Requirements: Repeat each record below exactly as given.

____________

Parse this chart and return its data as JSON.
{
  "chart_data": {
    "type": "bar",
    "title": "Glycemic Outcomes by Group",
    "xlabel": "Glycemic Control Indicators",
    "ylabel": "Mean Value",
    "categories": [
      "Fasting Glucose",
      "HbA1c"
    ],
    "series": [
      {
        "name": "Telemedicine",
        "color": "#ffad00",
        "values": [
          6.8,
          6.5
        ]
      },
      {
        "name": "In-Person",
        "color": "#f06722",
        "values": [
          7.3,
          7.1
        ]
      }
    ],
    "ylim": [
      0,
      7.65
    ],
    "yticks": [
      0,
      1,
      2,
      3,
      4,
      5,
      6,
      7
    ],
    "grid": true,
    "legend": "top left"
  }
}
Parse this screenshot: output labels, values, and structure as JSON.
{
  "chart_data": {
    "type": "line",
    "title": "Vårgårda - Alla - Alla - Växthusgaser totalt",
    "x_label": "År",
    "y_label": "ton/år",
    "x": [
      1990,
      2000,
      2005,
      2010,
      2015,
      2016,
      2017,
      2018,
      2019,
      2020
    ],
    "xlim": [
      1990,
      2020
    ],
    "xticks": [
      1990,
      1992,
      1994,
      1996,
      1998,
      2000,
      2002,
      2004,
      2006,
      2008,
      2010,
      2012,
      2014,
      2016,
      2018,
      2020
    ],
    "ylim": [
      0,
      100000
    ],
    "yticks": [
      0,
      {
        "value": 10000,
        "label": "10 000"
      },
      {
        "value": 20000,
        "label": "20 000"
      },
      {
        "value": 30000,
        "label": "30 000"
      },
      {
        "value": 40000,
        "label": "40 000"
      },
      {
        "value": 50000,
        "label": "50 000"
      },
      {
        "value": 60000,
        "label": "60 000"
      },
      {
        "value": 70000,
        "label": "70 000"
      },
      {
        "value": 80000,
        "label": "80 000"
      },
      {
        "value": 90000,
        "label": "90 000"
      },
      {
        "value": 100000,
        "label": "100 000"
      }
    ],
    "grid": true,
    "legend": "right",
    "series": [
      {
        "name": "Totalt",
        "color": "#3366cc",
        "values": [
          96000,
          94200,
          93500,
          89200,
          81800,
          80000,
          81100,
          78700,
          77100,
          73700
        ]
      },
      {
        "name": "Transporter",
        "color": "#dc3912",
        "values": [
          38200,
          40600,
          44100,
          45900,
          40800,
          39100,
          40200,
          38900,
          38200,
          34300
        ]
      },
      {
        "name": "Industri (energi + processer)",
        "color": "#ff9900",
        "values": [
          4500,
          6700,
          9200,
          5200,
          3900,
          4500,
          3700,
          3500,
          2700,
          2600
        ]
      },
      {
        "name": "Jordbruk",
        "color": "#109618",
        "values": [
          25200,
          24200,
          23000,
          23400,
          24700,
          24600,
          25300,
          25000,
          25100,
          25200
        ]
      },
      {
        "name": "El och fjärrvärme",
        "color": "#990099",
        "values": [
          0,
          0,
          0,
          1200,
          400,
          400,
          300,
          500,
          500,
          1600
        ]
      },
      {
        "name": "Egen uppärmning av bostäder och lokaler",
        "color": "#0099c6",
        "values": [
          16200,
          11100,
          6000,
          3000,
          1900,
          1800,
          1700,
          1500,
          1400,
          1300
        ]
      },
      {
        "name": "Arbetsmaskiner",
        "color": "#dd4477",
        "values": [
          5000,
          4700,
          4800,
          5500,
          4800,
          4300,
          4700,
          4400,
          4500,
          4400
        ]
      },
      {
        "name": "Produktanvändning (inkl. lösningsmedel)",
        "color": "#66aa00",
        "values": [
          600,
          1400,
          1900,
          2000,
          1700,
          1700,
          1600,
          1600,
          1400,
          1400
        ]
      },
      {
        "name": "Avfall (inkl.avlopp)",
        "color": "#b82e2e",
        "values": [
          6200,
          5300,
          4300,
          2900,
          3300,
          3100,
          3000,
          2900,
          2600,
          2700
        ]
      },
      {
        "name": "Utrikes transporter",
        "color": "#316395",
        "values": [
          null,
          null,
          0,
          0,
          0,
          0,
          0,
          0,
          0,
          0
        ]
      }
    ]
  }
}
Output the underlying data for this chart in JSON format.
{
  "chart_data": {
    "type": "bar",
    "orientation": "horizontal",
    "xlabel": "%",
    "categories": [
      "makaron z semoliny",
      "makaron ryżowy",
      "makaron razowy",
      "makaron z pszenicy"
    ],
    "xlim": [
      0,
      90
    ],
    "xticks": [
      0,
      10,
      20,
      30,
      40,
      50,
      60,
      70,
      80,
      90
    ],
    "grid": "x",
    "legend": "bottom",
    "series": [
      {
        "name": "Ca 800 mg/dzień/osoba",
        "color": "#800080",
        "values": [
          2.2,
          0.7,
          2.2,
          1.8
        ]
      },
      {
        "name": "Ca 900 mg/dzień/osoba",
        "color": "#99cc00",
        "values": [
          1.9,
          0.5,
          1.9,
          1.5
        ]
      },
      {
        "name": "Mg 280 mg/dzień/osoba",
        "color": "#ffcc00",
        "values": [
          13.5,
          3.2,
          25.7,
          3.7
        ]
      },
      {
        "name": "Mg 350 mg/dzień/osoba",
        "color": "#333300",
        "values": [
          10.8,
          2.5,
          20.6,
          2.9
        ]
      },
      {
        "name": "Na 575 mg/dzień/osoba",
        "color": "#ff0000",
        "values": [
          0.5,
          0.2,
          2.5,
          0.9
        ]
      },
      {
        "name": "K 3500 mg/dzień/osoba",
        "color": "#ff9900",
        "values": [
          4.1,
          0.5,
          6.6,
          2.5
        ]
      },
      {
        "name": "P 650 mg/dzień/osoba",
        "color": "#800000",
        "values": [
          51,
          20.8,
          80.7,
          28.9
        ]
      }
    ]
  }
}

____________

Correct answer:
Parse this chart and return its data as JSON.
{
  "chart_data": {
    "type": "bar",
    "title": "Glycemic Outcomes by Group",
    "xlabel": "Glycemic Control Indicators",
    "ylabel": "Mean Value",
    "categories": [
      "Fasting Glucose",
      "HbA1c"
    ],
    "series": [
      {
        "name": "Telemedicine",
        "color": "#ffad00",
        "values": [
          6.8,
          6.5
        ]
      },
      {
        "name": "In-Person",
        "color": "#f06722",
        "values": [
          7.3,
          7.1
        ]
      }
    ],
    "ylim": [
      0,
      7.65
    ],
    "yticks": [
      0,
      1,
      2,
      3,
      4,
      5,
      6,
      7
    ],
    "grid": true,
    "legend": "top left"
  }
}
Parse this screenshot: output labels, values, and structure as JSON.
{
  "chart_data": {
    "type": "line",
    "title": "Vårgårda - Alla - Alla - Växthusgaser totalt",
    "x_label": "År",
    "y_label": "ton/år",
    "x": [
      1990,
      2000,
      2005,
      2010,
      2015,
      2016,
      2017,
      2018,
      2019,
      2020
    ],
    "xlim": [
      1990,
      2020
    ],
    "xticks": [
      1990,
      1992,
      1994,
      1996,
      1998,
      2000,
      2002,
      2004,
      2006,
      2008,
      2010,
      2012,
      2014,
      2016,
      2018,
      2020
    ],
    "ylim": [
      0,
      100000
    ],
    "yticks": [
      0,
      {
        "value": 10000,
        "label": "10 000"
      },
      {
        "value": 20000,
        "label": "20 000"
      },
      {
        "value": 30000,
        "label": "30 000"
      },
      {
        "value": 40000,
        "label": "40 000"
      },
      {
        "value": 50000,
        "label": "50 000"
      },
      {
        "value": 60000,
        "label": "60 000"
      },
      {
        "value": 70000,
        "label": "70 000"
      },
      {
        "value": 80000,
        "label": "80 000"
      },
      {
        "value": 90000,
        "label": "90 000"
      },
      {
        "value": 100000,
        "label": "100 000"
      }
    ],
    "grid": true,
    "legend": "right",
    "series": [
      {
        "name": "Totalt",
        "color": "#3366cc",
        "values": [
          96000,
          94200,
          93500,
          89200,
          81800,
          80000,
          81100,
          78700,
          77100,
          73700
        ]
      },
      {
        "name": "Transporter",
        "color": "#dc3912",
        "values": [
          38200,
          40600,
          44100,
          45900,
          40800,
          39100,
          40200,
          38900,
          38200,
          34300
        ]
      },
      {
        "name": "Industri (energi + processer)",
        "color": "#ff9900",
        "values": [
          4500,
          6700,
          9200,
          5200,
          3900,
          4500,
          3700,
          3500,
          2700,
          2600
        ]
      },
      {
        "name": "Jordbruk",
        "color": "#109618",
        "values": [
          25200,
          24200,
          23000,
          23400,
          24700,
          24600,
          25300,
          25000,
          25100,
          25200
        ]
      },
      {
        "name": "El och fjärrvärme",
        "color": "#990099",
        "values": [
          0,
          0,
          0,
          1200,
          400,
          400,
          300,
          500,
          500,
          1600
        ]
      },
      {
        "name": "Egen uppärmning av bostäder och lokaler",
        "color": "#0099c6",
        "values": [
          16200,
          11100,
          6000,
          3000,
          1900,
          1800,
          1700,
          1500,
          1400,
          1300
        ]
      },
      {
        "name": "Arbetsmaskiner",
        "color": "#dd4477",
        "values": [
          5000,
          4700,
          4800,
          5500,
          4800,
          4300,
          4700,
          4400,
          4500,
          4400
        ]
      },
      {
        "name": "Produktanvändning (inkl. lösningsmedel)",
        "color": "#66aa00",
        "values": [
          600,
          1400,
          1900,
          2000,
          1700,
          1700,
          1600,
          1600,
          1400,
          1400
        ]
      },
      {
        "name": "Avfall (inkl.avlopp)",
        "color": "#b82e2e",
        "values": [
          6200,
          5300,
          4300,
          2900,
          3300,
          3100,
          3000,
          2900,
          2600,
          2700
        ]
      },
      {
        "name": "Utrikes transporter",
        "color": "#316395",
        "values": [
          null,
          null,
          0,
          0,
          0,
          0,
          0,
          0,
          0,
          0
        ]
      }
    ]
  }
}
Output the underlying data for this chart in JSON format.
{
  "chart_data": {
    "type": "bar",
    "orientation": "horizontal",
    "xlabel": "%",
    "categories": [
      "makaron z semoliny",
      "makaron ryżowy",
      "makaron razowy",
      "makaron z pszenicy"
    ],
    "xlim": [
      0,
      90
    ],
    "xticks": [
      0,
      10,
      20,
      30,
      40,
      50,
      60,
      70,
      80,
      90
    ],
    "grid": "x",
    "legend": "bottom",
    "series": [
      {
        "name": "Ca 800 mg/dzień/osoba",
        "color": "#800080",
        "values": [
          2.2,
          0.7,
          2.2,
          1.8
        ]
      },
      {
        "name": "Ca 900 mg/dzień/osoba",
        "color": "#99cc00",
        "values": [
          1.9,
          0.5,
          1.9,
          1.5
        ]
      },
      {
        "name": "Mg 280 mg/dzień/osoba",
        "color": "#ffcc00",
        "values": [
          13.5,
          3.2,
          25.7,
          3.7
        ]
      },
      {
        "name": "Mg 350 mg/dzień/osoba",
        "color": "#333300",
        "values": [
          10.8,
          2.5,
          20.6,
          2.9
        ]
      },
      {
        "name": "Na 575 mg/dzień/osoba",
        "color": "#ff0000",
        "values": [
          0.5,
          0.2,
          2.5,
          0.9
        ]
      },
      {
        "name": "K 3500 mg/dzień/osoba",
        "color": "#ff9900",
        "values": [
          4.1,
          0.5,
          6.6,
          2.5
        ]
      },
      {
        "name": "P 650 mg/dzień/osoba",
        "color": "#800000",
        "values": [
          51,
          20.8,
          80.7,
          28.9
        ]
      }
    ]
  }
}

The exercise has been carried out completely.